__What this task involves__: Every entry must be copied word for word.

........

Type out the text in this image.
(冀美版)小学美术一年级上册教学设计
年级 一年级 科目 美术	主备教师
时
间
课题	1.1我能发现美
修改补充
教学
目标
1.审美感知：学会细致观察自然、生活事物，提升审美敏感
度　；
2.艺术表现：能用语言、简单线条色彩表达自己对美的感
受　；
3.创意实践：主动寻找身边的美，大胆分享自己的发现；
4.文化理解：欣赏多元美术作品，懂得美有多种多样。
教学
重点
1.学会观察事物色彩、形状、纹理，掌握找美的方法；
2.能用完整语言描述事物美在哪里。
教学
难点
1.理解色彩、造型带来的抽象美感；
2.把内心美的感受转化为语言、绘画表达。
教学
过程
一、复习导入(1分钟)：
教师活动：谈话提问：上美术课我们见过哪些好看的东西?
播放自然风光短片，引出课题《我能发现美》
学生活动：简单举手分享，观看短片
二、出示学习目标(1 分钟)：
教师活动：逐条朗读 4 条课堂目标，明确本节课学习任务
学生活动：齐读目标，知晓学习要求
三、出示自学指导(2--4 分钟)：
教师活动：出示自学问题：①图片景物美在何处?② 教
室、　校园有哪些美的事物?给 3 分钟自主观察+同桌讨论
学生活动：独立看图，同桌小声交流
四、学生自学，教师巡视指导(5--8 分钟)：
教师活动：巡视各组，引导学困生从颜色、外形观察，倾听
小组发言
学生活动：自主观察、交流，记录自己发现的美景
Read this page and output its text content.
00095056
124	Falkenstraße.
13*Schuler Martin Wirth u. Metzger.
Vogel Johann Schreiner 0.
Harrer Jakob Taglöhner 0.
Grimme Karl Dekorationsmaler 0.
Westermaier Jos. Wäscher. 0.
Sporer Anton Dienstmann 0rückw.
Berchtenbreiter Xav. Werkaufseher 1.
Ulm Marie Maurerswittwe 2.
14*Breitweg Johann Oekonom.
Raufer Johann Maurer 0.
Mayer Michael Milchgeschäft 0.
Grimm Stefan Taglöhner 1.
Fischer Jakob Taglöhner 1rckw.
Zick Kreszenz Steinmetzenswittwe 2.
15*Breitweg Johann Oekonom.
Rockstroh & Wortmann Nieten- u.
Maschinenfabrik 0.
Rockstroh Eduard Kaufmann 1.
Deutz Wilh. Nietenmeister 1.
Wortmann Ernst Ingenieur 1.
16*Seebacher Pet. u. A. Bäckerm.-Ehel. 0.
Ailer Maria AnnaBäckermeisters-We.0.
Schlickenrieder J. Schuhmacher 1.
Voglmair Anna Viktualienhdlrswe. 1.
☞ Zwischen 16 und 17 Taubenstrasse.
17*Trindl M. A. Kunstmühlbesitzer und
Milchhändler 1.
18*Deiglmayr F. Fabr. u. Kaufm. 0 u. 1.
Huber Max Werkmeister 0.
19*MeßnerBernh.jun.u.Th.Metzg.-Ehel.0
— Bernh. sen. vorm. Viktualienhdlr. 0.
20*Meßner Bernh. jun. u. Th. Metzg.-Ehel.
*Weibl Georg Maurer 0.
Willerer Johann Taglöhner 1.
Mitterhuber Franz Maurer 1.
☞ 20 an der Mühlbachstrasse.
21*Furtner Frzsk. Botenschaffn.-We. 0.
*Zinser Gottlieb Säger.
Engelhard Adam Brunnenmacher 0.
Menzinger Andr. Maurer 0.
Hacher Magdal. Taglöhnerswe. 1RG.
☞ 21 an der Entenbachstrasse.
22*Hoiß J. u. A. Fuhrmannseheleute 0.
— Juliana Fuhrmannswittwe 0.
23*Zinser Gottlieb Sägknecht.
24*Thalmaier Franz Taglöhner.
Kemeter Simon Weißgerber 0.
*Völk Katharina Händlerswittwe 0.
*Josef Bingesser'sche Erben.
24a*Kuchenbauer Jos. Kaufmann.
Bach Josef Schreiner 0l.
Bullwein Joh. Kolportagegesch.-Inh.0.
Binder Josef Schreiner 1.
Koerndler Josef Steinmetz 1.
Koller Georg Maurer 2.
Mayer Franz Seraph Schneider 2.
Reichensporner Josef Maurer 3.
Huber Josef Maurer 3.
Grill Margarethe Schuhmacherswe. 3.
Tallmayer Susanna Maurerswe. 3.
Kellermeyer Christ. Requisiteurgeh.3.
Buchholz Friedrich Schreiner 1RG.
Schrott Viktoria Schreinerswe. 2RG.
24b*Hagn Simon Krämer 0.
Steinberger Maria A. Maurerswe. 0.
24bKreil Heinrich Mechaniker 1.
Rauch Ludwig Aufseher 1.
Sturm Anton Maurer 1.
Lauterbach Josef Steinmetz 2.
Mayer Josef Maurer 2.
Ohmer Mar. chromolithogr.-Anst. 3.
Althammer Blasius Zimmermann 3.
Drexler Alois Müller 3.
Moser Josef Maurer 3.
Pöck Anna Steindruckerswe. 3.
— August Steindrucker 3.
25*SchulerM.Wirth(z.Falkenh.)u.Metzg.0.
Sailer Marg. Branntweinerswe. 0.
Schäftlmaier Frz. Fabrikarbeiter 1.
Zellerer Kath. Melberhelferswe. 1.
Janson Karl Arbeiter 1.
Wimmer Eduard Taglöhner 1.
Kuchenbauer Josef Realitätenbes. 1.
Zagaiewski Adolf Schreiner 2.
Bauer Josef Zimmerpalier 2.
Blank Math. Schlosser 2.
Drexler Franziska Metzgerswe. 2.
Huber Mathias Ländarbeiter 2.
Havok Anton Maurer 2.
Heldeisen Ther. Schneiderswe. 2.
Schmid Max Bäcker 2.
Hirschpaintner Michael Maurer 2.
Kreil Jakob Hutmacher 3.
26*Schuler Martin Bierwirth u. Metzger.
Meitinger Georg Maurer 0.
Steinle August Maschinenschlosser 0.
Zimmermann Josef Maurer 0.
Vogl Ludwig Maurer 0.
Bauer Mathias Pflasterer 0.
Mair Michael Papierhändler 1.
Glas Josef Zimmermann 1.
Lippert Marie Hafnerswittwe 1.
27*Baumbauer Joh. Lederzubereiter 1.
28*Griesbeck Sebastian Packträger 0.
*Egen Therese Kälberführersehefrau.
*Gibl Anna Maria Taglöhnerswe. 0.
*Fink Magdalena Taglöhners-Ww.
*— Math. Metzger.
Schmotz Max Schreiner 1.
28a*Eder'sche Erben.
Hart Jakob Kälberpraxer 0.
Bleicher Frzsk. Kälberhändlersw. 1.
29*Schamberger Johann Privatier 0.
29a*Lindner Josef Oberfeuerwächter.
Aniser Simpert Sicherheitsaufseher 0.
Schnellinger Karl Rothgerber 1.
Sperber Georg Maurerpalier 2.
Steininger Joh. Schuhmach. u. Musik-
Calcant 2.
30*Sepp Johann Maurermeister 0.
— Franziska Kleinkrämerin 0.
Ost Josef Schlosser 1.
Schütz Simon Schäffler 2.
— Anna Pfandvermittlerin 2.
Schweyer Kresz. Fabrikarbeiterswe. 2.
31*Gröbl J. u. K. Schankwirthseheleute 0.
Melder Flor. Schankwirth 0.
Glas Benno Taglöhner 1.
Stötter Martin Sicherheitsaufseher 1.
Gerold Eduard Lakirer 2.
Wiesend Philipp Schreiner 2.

........

__Answer in full__:
Type out the text in this image.
(冀美版)小学美术一年级上册教学设计
年级 一年级 科目 美术	主备教师
时
间
课题	1.1我能发现美
修改补充
教学
目标
1.审美感知：学会细致观察自然、生活事物，提升审美敏感
度　；
2.艺术表现：能用语言、简单线条色彩表达自己对美的感
受　；
3.创意实践：主动寻找身边的美，大胆分享自己的发现；
4.文化理解：欣赏多元美术作品，懂得美有多种多样。
教学
重点
1.学会观察事物色彩、形状、纹理，掌握找美的方法；
2.能用完整语言描述事物美在哪里。
教学
难点
1.理解色彩、造型带来的抽象美感；
2.把内心美的感受转化为语言、绘画表达。
教学
过程
一、复习导入(1分钟)：
教师活动：谈话提问：上美术课我们见过哪些好看的东西?
播放自然风光短片，引出课题《我能发现美》
学生活动：简单举手分享，观看短片
二、出示学习目标(1 分钟)：
教师活动：逐条朗读 4 条课堂目标，明确本节课学习任务
学生活动：齐读目标，知晓学习要求
三、出示自学指导(2--4 分钟)：
教师活动：出示自学问题：①图片景物美在何处?② 教
室、　校园有哪些美的事物?给 3 分钟自主观察+同桌讨论
学生活动：独立看图，同桌小声交流
四、学生自学，教师巡视指导(5--8 分钟)：
教师活动：巡视各组，引导学困生从颜色、外形观察，倾听
小组发言
学生活动：自主观察、交流，记录自己发现的美景
Read this page and output its text content.
00095056
124	Falkenstraße.
13*Schuler Martin Wirth u. Metzger.
Vogel Johann Schreiner 0.
Harrer Jakob Taglöhner 0.
Grimme Karl Dekorationsmaler 0.
Westermaier Jos. Wäscher. 0.
Sporer Anton Dienstmann 0rückw.
Berchtenbreiter Xav. Werkaufseher 1.
Ulm Marie Maurerswittwe 2.
14*Breitweg Johann Oekonom.
Raufer Johann Maurer 0.
Mayer Michael Milchgeschäft 0.
Grimm Stefan Taglöhner 1.
Fischer Jakob Taglöhner 1rckw.
Zick Kreszenz Steinmetzenswittwe 2.
15*Breitweg Johann Oekonom.
Rockstroh & Wortmann Nieten- u.
Maschinenfabrik 0.
Rockstroh Eduard Kaufmann 1.
Deutz Wilh. Nietenmeister 1.
Wortmann Ernst Ingenieur 1.
16*Seebacher Pet. u. A. Bäckerm.-Ehel. 0.
Ailer Maria AnnaBäckermeisters-We.0.
Schlickenrieder J. Schuhmacher 1.
Voglmair Anna Viktualienhdlrswe. 1.
☞ Zwischen 16 und 17 Taubenstrasse.
17*Trindl M. A. Kunstmühlbesitzer und
Milchhändler 1.
18*Deiglmayr F. Fabr. u. Kaufm. 0 u. 1.
Huber Max Werkmeister 0.
19*MeßnerBernh.jun.u.Th.Metzg.-Ehel.0
— Bernh. sen. vorm. Viktualienhdlr. 0.
20*Meßner Bernh. jun. u. Th. Metzg.-Ehel.
*Weibl Georg Maurer 0.
Willerer Johann Taglöhner 1.
Mitterhuber Franz Maurer 1.
☞ 20 an der Mühlbachstrasse.
21*Furtner Frzsk. Botenschaffn.-We. 0.
*Zinser Gottlieb Säger.
Engelhard Adam Brunnenmacher 0.
Menzinger Andr. Maurer 0.
Hacher Magdal. Taglöhnerswe. 1RG.
☞ 21 an der Entenbachstrasse.
22*Hoiß J. u. A. Fuhrmannseheleute 0.
— Juliana Fuhrmannswittwe 0.
23*Zinser Gottlieb Sägknecht.
24*Thalmaier Franz Taglöhner.
Kemeter Simon Weißgerber 0.
*Völk Katharina Händlerswittwe 0.
*Josef Bingesser'sche Erben.
24a*Kuchenbauer Jos. Kaufmann.
Bach Josef Schreiner 0l.
Bullwein Joh. Kolportagegesch.-Inh.0.
Binder Josef Schreiner 1.
Koerndler Josef Steinmetz 1.
Koller Georg Maurer 2.
Mayer Franz Seraph Schneider 2.
Reichensporner Josef Maurer 3.
Huber Josef Maurer 3.
Grill Margarethe Schuhmacherswe. 3.
Tallmayer Susanna Maurerswe. 3.
Kellermeyer Christ. Requisiteurgeh.3.
Buchholz Friedrich Schreiner 1RG.
Schrott Viktoria Schreinerswe. 2RG.
24b*Hagn Simon Krämer 0.
Steinberger Maria A. Maurerswe. 0.
24bKreil Heinrich Mechaniker 1.
Rauch Ludwig Aufseher 1.
Sturm Anton Maurer 1.
Lauterbach Josef Steinmetz 2.
Mayer Josef Maurer 2.
Ohmer Mar. chromolithogr.-Anst. 3.
Althammer Blasius Zimmermann 3.
Drexler Alois Müller 3.
Moser Josef Maurer 3.
Pöck Anna Steindruckerswe. 3.
— August Steindrucker 3.
25*SchulerM.Wirth(z.Falkenh.)u.Metzg.0.
Sailer Marg. Branntweinerswe. 0.
Schäftlmaier Frz. Fabrikarbeiter 1.
Zellerer Kath. Melberhelferswe. 1.
Janson Karl Arbeiter 1.
Wimmer Eduard Taglöhner 1.
Kuchenbauer Josef Realitätenbes. 1.
Zagaiewski Adolf Schreiner 2.
Bauer Josef Zimmerpalier 2.
Blank Math. Schlosser 2.
Drexler Franziska Metzgerswe. 2.
Huber Mathias Ländarbeiter 2.
Havok Anton Maurer 2.
Heldeisen Ther. Schneiderswe. 2.
Schmid Max Bäcker 2.
Hirschpaintner Michael Maurer 2.
Kreil Jakob Hutmacher 3.
26*Schuler Martin Bierwirth u. Metzger.
Meitinger Georg Maurer 0.
Steinle August Maschinenschlosser 0.
Zimmermann Josef Maurer 0.
Vogl Ludwig Maurer 0.
Bauer Mathias Pflasterer 0.
Mair Michael Papierhändler 1.
Glas Josef Zimmermann 1.
Lippert Marie Hafnerswittwe 1.
27*Baumbauer Joh. Lederzubereiter 1.
28*Griesbeck Sebastian Packträger 0.
*Egen Therese Kälberführersehefrau.
*Gibl Anna Maria Taglöhnerswe. 0.
*Fink Magdalena Taglöhners-Ww.
*— Math. Metzger.
Schmotz Max Schreiner 1.
28a*Eder'sche Erben.
Hart Jakob Kälberpraxer 0.
Bleicher Frzsk. Kälberhändlersw. 1.
29*Schamberger Johann Privatier 0.
29a*Lindner Josef Oberfeuerwächter.
Aniser Simpert Sicherheitsaufseher 0.
Schnellinger Karl Rothgerber 1.
Sperber Georg Maurerpalier 2.
Steininger Joh. Schuhmach. u. Musik-
Calcant 2.
30*Sepp Johann Maurermeister 0.
— Franziska Kleinkrämerin 0.
Ost Josef Schlosser 1.
Schütz Simon Schäffler 2.
— Anna Pfandvermittlerin 2.
Schweyer Kresz. Fabrikarbeiterswe. 2.
31*Gröbl J. u. K. Schankwirthseheleute 0.
Melder Flor. Schankwirth 0.
Glas Benno Taglöhner 1.
Stötter Martin Sicherheitsaufseher 1.
Gerold Eduard Lakirer 2.
Wiesend Philipp Schreiner 2.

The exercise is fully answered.